• [Aim]:
State only how many lines below include the string "normalized".
□ □ □ □ □ □ □
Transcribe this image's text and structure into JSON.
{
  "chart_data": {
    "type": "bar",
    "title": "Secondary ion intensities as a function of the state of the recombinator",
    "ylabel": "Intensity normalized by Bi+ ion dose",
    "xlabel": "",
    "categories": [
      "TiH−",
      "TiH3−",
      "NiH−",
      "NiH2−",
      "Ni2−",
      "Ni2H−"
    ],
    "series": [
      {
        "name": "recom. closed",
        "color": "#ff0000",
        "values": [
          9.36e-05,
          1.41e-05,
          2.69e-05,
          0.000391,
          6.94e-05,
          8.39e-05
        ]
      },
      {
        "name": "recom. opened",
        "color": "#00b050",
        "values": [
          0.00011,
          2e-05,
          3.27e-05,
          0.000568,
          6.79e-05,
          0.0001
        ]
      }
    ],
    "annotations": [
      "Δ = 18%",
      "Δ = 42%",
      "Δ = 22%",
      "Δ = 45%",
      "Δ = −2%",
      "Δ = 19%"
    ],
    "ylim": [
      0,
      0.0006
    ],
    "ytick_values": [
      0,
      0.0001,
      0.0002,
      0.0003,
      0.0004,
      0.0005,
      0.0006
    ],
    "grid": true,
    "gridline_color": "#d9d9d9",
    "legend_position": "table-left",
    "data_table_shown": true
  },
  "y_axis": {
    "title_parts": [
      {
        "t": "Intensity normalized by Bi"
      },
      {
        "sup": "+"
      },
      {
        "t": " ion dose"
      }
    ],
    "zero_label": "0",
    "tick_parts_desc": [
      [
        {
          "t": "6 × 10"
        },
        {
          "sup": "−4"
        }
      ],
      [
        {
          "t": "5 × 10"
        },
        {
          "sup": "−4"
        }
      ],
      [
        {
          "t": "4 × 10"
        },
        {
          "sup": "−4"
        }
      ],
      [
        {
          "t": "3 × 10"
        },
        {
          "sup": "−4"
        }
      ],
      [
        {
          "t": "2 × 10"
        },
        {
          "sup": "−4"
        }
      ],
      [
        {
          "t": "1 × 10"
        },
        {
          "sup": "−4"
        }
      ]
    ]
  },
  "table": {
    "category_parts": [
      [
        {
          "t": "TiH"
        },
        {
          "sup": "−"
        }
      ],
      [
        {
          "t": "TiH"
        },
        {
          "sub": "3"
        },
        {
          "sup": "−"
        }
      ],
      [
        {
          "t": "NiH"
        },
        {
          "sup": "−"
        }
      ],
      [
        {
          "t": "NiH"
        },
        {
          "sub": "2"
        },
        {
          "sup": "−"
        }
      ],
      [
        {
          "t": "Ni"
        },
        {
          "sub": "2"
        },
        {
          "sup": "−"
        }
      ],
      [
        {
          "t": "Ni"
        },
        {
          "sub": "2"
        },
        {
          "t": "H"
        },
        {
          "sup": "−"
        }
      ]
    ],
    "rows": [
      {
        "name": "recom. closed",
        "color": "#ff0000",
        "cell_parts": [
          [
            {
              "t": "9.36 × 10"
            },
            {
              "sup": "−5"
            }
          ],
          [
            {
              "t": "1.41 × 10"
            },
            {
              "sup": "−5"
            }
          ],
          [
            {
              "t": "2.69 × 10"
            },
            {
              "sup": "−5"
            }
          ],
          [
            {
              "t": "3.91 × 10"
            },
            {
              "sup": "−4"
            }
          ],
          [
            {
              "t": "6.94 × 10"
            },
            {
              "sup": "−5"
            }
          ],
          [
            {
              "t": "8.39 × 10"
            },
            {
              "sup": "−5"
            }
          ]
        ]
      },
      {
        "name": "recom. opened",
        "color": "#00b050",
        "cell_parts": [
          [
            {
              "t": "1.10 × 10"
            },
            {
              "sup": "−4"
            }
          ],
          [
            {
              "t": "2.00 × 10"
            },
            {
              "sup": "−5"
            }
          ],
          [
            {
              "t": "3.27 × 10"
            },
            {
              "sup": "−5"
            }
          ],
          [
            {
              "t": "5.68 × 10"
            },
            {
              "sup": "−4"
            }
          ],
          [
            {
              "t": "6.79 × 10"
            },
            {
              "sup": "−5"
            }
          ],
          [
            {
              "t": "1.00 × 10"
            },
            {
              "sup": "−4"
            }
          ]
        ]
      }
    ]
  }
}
□ □ □ □ □ □ □
• [Solution for this problem]:
2